# WHAT IS REQUIRED
Give, as a bare number, the count of lines that contain the word "here".

# DATA
┌──

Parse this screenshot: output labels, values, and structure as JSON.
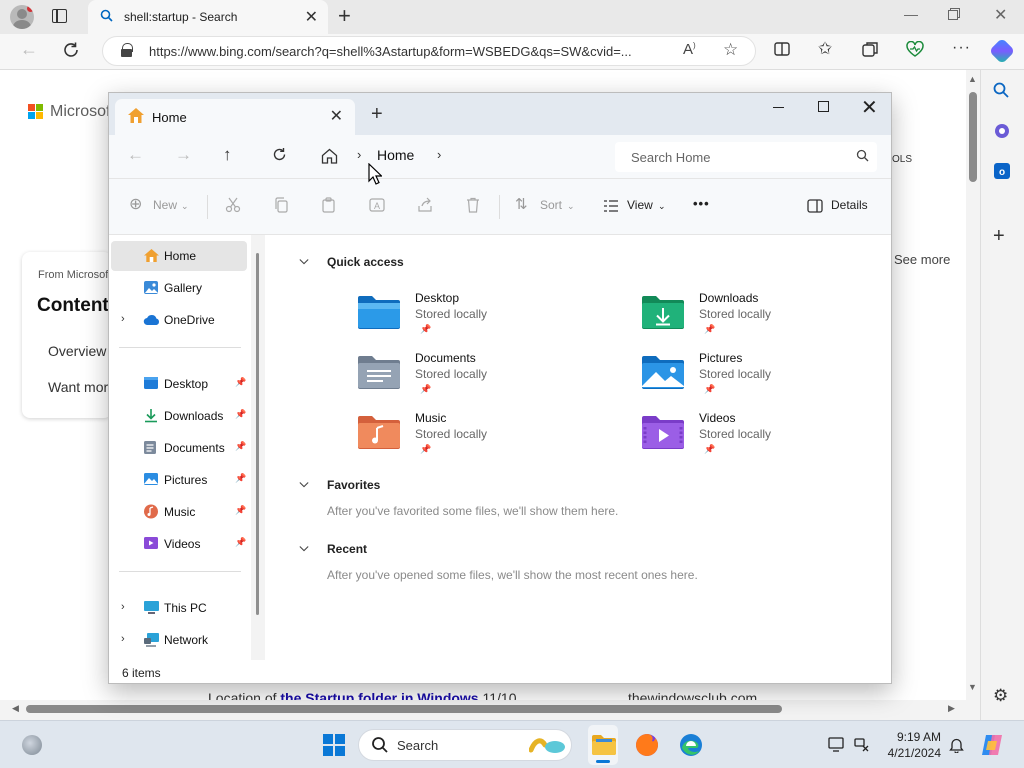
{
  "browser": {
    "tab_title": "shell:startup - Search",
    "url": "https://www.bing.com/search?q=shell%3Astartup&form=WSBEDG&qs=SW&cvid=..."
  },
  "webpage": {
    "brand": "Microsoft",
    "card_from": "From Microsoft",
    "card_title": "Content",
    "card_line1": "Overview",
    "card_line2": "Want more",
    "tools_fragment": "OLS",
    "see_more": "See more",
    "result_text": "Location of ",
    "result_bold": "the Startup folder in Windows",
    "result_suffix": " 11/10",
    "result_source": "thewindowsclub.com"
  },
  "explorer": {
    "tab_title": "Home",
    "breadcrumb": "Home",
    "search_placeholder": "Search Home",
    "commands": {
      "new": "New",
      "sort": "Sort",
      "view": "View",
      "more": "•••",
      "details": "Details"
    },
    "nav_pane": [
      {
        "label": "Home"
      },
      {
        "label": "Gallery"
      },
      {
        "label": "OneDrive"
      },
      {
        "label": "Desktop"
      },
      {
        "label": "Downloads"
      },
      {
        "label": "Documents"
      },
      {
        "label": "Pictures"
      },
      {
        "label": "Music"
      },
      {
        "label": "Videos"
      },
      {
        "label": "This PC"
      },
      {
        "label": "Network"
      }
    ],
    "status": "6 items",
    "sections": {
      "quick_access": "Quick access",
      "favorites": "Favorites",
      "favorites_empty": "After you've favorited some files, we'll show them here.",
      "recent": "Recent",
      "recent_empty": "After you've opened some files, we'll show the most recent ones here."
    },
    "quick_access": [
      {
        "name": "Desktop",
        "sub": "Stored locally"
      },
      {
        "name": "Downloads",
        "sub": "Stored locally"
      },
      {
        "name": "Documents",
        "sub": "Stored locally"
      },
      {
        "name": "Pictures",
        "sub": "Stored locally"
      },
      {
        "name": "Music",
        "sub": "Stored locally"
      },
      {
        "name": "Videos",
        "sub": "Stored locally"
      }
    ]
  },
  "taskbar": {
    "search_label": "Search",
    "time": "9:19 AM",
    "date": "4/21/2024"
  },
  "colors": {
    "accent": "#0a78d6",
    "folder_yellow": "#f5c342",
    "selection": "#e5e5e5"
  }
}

└──
┌──

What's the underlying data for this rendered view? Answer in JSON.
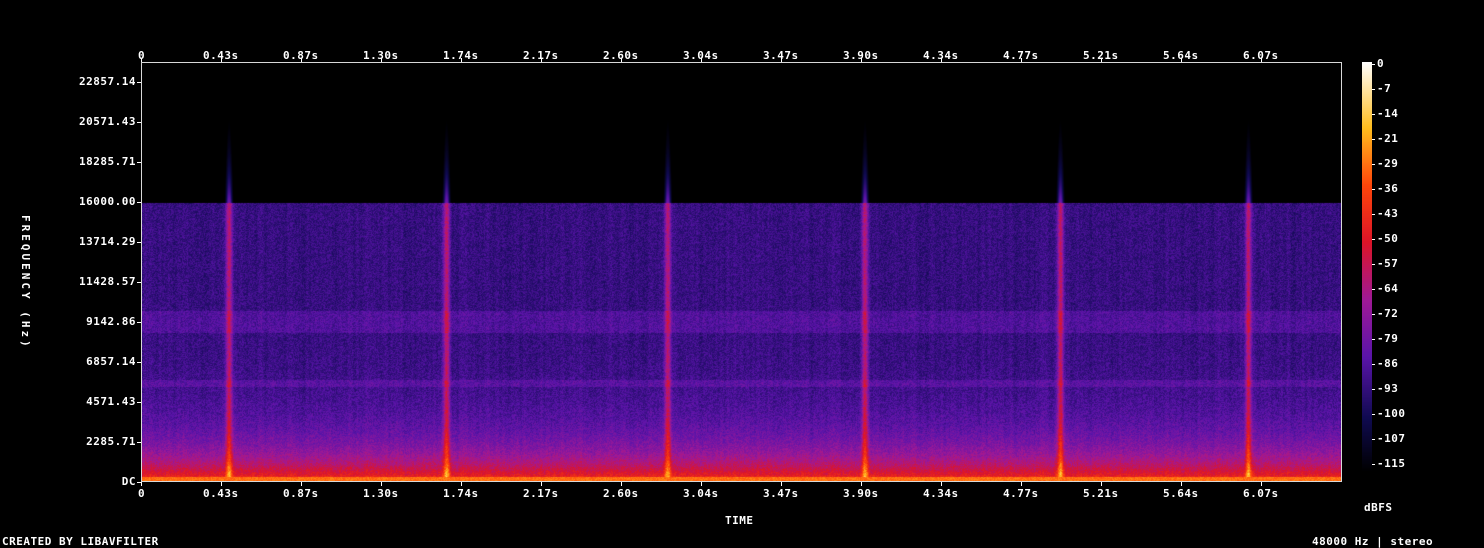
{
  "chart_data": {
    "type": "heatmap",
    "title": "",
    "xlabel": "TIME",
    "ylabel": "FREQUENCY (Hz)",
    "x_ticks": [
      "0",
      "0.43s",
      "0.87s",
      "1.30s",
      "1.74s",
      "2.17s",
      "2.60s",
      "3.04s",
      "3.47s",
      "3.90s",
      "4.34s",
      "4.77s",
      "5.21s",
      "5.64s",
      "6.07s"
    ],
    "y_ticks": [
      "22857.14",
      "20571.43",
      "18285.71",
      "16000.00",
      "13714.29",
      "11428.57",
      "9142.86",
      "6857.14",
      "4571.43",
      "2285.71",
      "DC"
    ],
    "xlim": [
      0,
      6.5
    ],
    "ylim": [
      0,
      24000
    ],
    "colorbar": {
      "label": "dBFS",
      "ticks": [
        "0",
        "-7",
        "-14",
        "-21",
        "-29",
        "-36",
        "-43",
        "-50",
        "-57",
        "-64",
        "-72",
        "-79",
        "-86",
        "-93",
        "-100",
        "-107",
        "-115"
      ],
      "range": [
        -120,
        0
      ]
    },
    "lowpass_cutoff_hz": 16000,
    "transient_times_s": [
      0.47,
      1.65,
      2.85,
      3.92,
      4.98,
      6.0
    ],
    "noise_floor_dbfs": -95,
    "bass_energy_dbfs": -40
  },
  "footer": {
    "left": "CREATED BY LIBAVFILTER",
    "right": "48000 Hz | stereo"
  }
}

└──

# FULL RESPONSE
2